** begin SELECTED TEXT **

Step 1 builds a manageable feature space that can be used by the clustering algorithm in the services clustering step. With respect to the services system design, each service is associated with several features, some of which are based on the customer requirement or real business scenario, while others are decided by the service content. In the services clustering, a clustering algorithm such as K-means clustering algorithm may be used to conduct the services clustering. The step of “human-assisted tune up” is a business oriented engineering effort that introduces expert knowledge into the services discovery process.
The following illustrates building feature space for services in one embodiment of the present disclosure. A service is not a concept that can be quantified easily. To cluster services, we extract some information from services that can be measured quantitatively at some degree so that we can count the difference and similarity among different services. In the generic service domain, we consider the following features of a service, which span across the lifecycle from the time instant of service requesting to the time instant of service fulfillment. The methodology of the present disclosure, however, does not limit the measures only to the following examples. Rather, other measures may be contemplated and utilized.
Services reliability: Services reliability measures the ability of a service to perform its published functions under certain conditions.
Services accessibility: Service accessibility is measured by the successful invocation rate or chance of a successful service instantiation at a certain time point. Services accessibility varies with the volume of services requests. A scalable services system has better services accessibility when serving large amount of requests simultaneously.
Services throughput: Services throughput represents the number of handled services requests with successful services delivery in a given time period.
Services latency: Services latency represents the response time between receiving a service request and finishing serving this request.
Services security: Services security is the quality aspect of the service that is served without losing any physical assets or privacy. For example, a secure shipping service should guarantee the delivery of package without damages.
Services cost: Services cost represents the price that is charged by the service provider.
Services interface: Services interface defines the services gateway for communicating with other services, which includes services data exchange standard and supporting communication protocols, etc.
Services state: Services state captures the dynamic information associated with a service. For example, the number of usage for a Stock Quota Service can vary over the time.
In summary, each studied service system is characterized by a feature set denoted as βT={F1,F2, . . . , Fn}.

** end SELECTED TEXT **
** begin GIVEN ENTRIES **

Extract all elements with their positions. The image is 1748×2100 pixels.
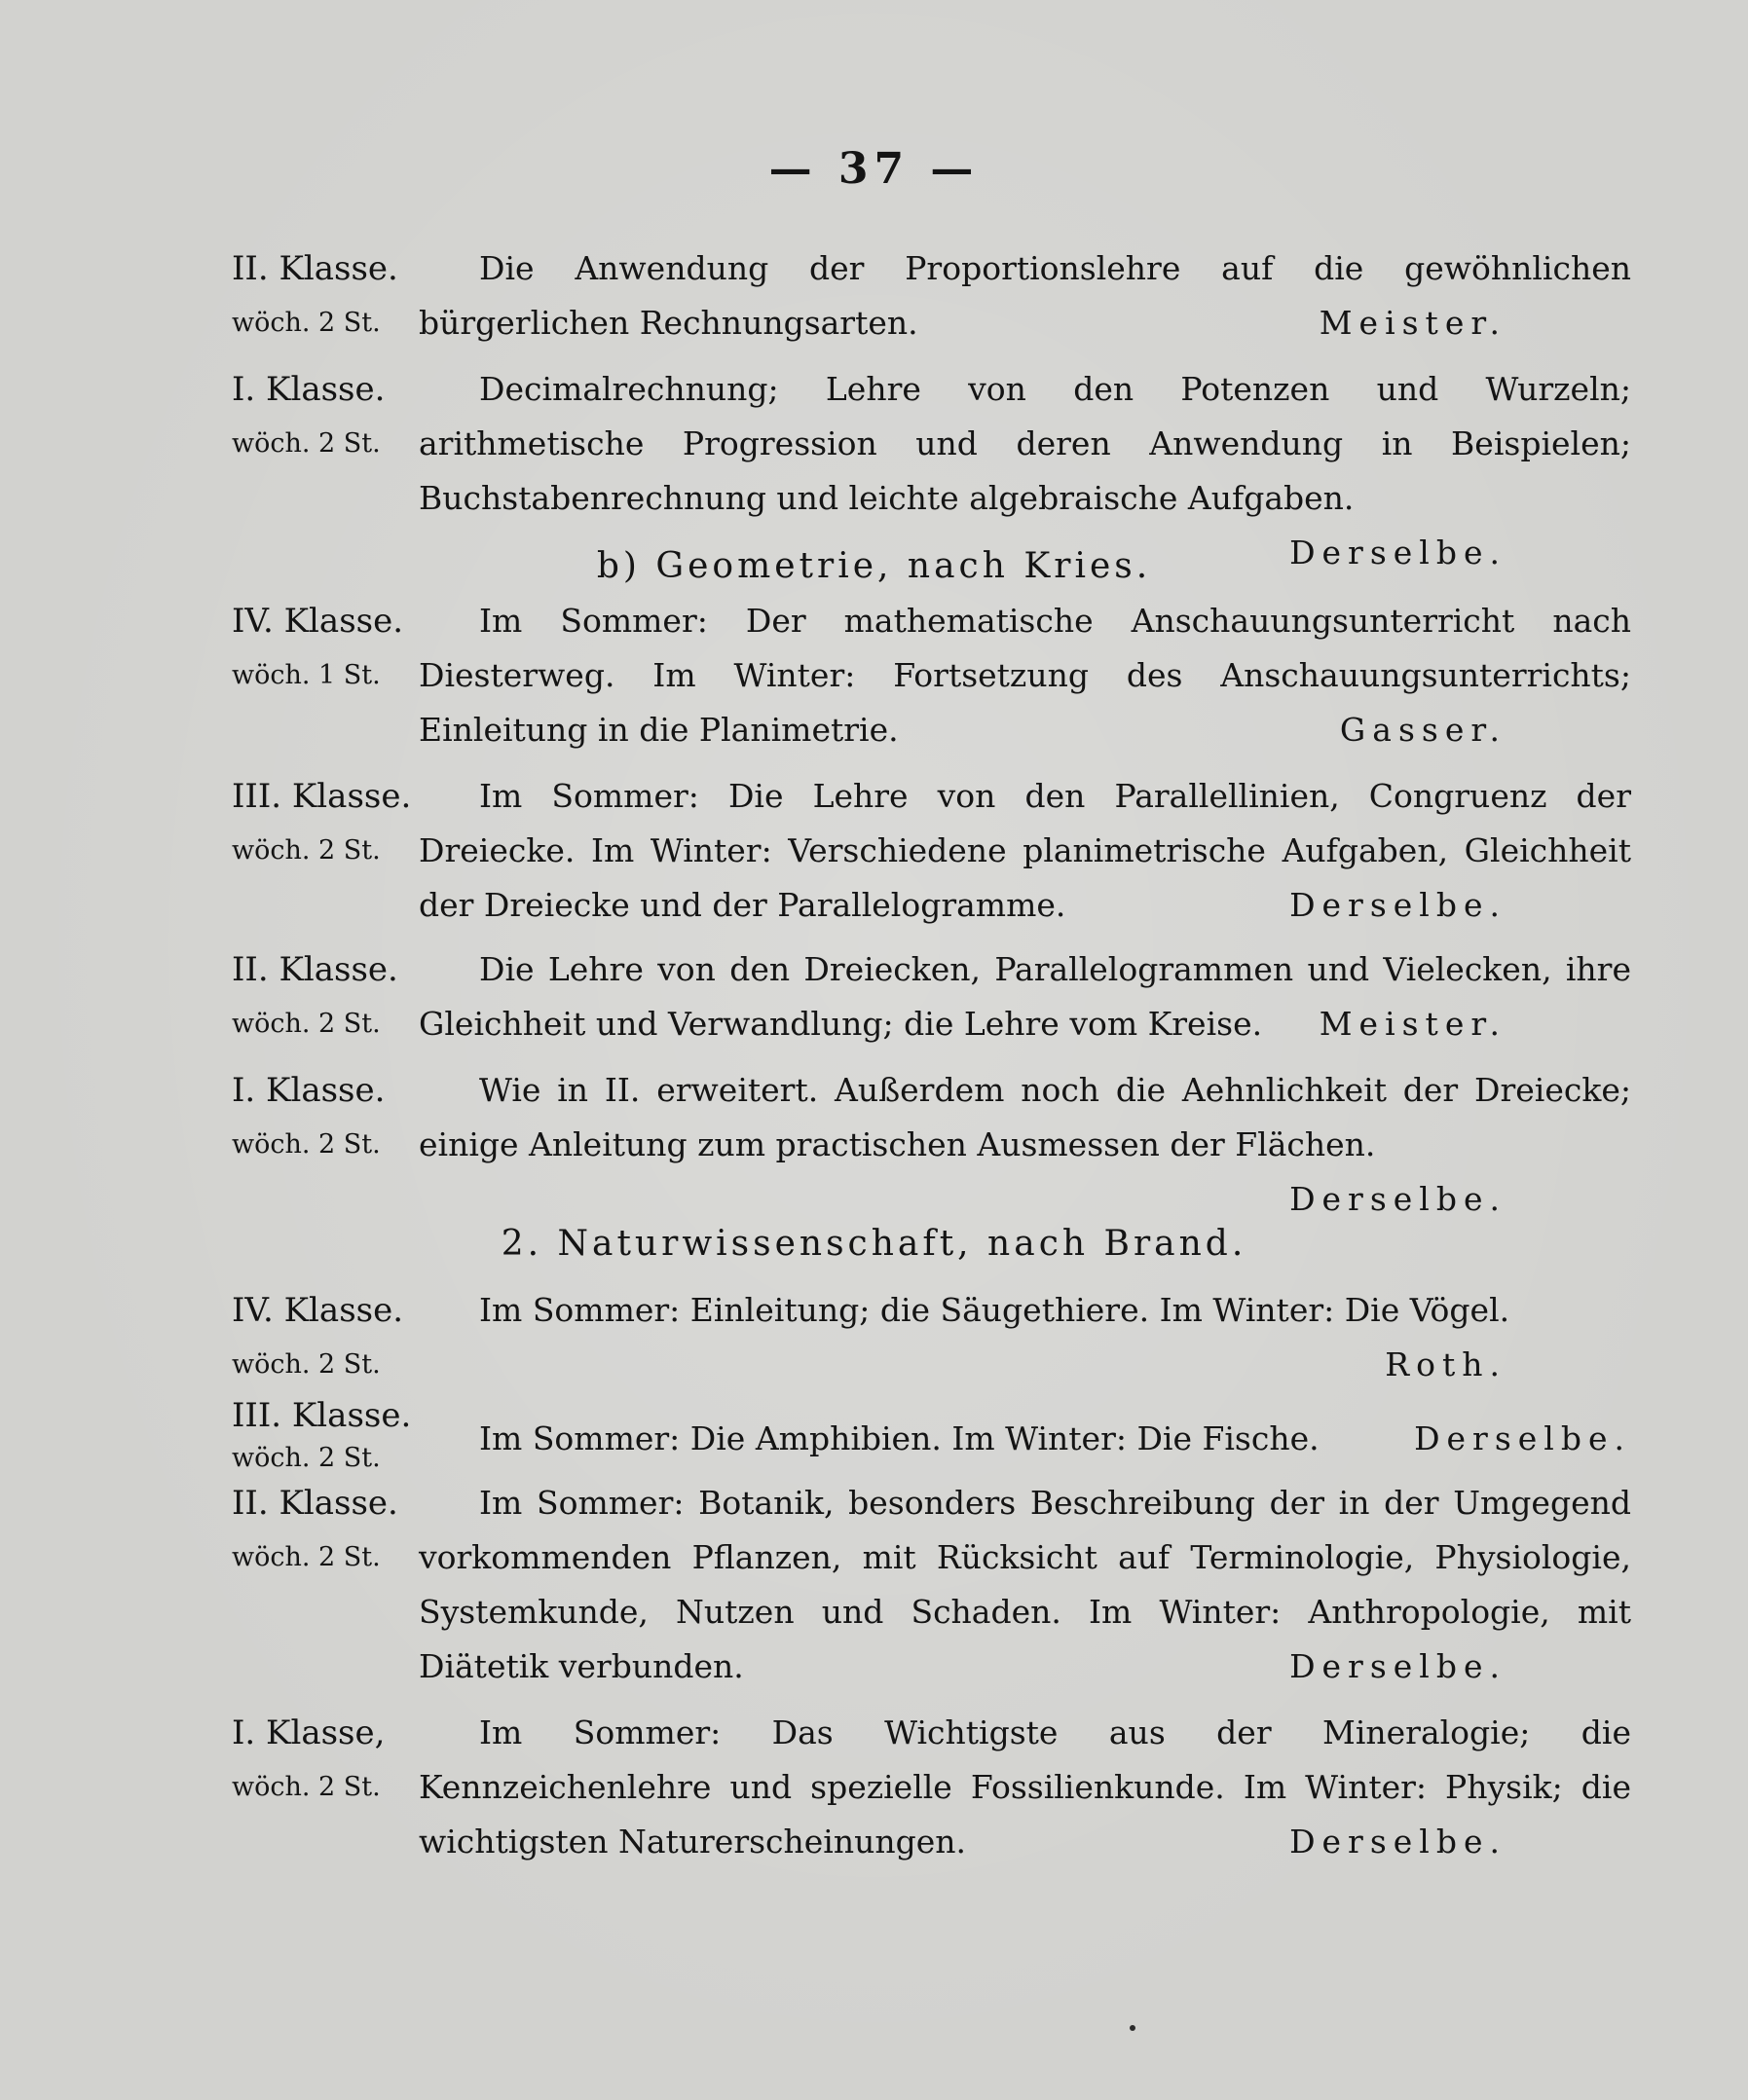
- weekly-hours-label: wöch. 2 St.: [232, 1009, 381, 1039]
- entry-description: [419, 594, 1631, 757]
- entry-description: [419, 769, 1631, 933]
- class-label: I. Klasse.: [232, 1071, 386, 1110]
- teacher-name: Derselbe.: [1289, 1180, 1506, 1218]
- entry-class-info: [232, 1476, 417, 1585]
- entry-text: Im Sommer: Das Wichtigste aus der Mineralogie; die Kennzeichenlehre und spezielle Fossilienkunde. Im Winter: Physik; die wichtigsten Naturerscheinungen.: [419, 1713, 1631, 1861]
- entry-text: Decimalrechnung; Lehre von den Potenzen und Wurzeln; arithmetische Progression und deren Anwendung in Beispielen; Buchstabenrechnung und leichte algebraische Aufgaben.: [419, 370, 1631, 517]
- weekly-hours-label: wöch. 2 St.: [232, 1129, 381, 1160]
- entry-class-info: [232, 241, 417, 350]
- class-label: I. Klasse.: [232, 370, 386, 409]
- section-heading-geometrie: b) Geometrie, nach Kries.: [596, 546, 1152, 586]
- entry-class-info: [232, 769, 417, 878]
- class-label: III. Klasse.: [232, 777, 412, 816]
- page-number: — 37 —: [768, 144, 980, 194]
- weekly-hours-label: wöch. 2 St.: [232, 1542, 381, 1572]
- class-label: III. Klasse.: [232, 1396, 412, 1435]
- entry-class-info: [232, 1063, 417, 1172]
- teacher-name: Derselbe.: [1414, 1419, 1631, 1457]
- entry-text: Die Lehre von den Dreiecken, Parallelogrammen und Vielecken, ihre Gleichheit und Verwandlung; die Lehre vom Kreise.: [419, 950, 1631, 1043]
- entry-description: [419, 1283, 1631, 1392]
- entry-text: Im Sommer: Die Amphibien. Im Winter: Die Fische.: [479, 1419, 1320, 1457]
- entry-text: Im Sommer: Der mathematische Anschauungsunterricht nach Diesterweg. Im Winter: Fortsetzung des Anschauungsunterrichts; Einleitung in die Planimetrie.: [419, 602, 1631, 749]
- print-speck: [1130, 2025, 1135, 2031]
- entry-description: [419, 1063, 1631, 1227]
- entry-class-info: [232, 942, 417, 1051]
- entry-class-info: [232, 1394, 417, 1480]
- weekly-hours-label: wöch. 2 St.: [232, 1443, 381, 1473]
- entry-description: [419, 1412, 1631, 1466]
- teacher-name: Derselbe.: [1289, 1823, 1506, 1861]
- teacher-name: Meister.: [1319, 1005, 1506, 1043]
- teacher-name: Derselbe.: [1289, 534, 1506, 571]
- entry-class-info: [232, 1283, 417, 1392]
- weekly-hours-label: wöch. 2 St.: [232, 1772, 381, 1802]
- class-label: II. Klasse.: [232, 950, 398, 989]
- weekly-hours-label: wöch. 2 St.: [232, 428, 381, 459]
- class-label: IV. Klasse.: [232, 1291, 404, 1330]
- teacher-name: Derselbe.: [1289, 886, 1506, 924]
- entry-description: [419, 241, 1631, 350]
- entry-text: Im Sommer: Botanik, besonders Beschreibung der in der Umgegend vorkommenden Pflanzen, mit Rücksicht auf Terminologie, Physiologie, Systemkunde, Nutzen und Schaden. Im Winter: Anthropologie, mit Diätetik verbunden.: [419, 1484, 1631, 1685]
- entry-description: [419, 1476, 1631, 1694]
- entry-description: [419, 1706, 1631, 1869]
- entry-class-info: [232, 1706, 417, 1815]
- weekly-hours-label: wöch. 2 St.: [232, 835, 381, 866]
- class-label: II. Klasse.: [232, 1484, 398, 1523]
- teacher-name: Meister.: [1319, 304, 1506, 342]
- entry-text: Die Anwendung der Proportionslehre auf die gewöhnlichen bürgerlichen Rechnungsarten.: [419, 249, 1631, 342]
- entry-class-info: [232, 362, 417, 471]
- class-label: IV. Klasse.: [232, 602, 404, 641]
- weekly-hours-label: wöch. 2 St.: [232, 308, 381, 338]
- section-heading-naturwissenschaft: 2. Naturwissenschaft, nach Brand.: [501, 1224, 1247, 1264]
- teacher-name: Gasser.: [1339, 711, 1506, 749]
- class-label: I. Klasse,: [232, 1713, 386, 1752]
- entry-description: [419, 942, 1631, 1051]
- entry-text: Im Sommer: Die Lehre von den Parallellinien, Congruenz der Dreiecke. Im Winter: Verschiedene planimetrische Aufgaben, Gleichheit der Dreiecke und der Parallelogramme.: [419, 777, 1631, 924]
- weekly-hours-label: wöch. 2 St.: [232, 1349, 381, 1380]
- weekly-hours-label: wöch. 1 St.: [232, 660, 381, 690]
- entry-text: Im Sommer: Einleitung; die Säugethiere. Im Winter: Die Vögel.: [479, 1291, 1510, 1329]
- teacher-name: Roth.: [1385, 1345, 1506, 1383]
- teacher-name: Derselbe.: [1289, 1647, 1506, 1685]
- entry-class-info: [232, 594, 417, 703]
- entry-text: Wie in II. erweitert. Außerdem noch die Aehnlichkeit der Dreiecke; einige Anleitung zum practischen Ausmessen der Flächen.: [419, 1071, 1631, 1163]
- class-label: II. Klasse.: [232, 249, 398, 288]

** end GIVEN ENTRIES **
** begin GIVEN ENTRIES **

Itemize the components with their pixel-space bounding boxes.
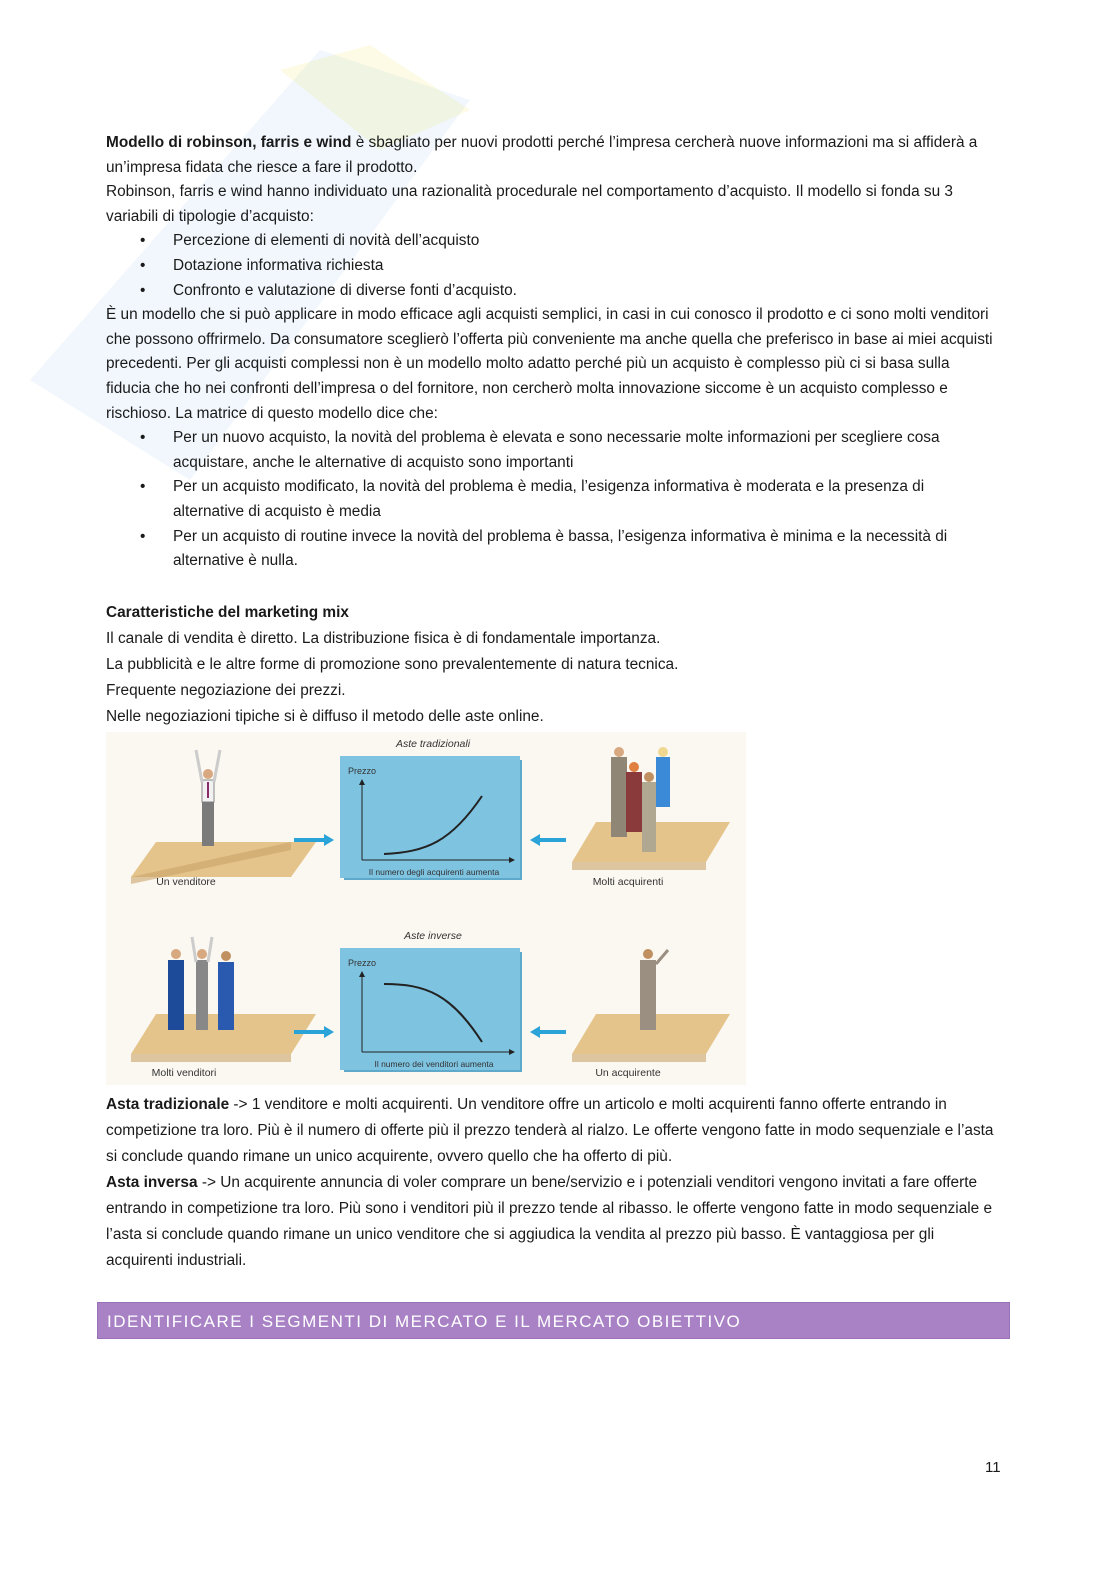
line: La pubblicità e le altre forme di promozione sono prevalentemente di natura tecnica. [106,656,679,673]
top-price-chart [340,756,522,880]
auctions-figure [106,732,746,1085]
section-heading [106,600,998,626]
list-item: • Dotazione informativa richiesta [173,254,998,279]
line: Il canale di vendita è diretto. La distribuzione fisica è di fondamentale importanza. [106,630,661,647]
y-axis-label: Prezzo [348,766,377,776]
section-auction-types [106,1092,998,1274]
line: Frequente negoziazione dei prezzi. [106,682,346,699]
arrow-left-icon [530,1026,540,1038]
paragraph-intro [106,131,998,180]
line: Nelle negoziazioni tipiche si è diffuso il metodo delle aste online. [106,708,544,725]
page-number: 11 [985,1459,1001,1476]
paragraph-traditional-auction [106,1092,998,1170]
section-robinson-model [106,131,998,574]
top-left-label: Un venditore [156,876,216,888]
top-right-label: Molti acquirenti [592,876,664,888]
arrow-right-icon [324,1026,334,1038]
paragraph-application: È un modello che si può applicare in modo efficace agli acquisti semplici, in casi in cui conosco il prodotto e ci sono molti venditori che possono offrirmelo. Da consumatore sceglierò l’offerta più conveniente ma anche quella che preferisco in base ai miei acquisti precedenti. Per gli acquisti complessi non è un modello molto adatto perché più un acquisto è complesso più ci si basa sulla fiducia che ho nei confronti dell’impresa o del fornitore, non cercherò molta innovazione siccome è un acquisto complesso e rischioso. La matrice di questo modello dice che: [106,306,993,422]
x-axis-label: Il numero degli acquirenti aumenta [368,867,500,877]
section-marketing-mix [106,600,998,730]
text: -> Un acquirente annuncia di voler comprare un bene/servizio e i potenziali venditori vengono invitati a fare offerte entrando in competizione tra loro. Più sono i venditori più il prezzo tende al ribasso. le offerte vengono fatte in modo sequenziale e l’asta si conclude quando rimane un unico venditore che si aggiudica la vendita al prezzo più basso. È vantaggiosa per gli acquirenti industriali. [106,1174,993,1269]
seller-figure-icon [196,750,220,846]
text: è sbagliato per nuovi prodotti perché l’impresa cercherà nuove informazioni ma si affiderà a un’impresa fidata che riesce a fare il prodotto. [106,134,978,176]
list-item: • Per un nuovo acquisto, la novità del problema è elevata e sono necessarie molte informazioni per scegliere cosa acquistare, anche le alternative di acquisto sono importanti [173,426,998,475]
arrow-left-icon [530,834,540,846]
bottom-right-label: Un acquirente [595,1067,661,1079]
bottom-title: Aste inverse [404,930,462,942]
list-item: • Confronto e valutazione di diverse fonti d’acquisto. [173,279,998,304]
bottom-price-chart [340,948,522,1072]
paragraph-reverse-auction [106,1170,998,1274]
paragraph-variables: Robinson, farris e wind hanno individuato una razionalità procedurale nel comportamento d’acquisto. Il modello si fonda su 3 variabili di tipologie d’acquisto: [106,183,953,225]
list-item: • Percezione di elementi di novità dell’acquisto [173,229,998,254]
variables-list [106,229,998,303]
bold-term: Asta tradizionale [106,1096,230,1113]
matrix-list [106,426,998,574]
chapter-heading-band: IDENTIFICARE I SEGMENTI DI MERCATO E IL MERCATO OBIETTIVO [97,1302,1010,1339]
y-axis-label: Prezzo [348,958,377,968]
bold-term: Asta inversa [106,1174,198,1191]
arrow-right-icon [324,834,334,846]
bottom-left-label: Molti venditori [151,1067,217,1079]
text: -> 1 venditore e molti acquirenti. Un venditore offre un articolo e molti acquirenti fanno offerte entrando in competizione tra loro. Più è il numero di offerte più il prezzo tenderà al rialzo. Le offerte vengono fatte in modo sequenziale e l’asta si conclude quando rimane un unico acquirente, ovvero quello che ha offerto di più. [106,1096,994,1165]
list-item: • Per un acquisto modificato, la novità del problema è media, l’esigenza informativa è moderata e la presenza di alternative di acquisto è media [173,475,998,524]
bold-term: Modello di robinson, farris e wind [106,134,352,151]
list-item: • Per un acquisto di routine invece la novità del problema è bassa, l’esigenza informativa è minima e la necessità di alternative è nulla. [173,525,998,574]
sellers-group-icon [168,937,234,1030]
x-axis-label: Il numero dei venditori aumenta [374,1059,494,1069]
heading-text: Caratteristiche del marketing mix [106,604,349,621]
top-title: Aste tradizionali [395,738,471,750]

** end GIVEN ENTRIES **

**WHAT IS NEEDED:**
In the services clustering text, why is quantitatively measurable information extracted from services? Answer in one to three sentences. The rows play no part in this.

**COMPLETE RESPONSE:**
A service is not a concept that can be quantified easily. To cluster services, measurable information is extracted so that the difference and similarity among different services can be counted.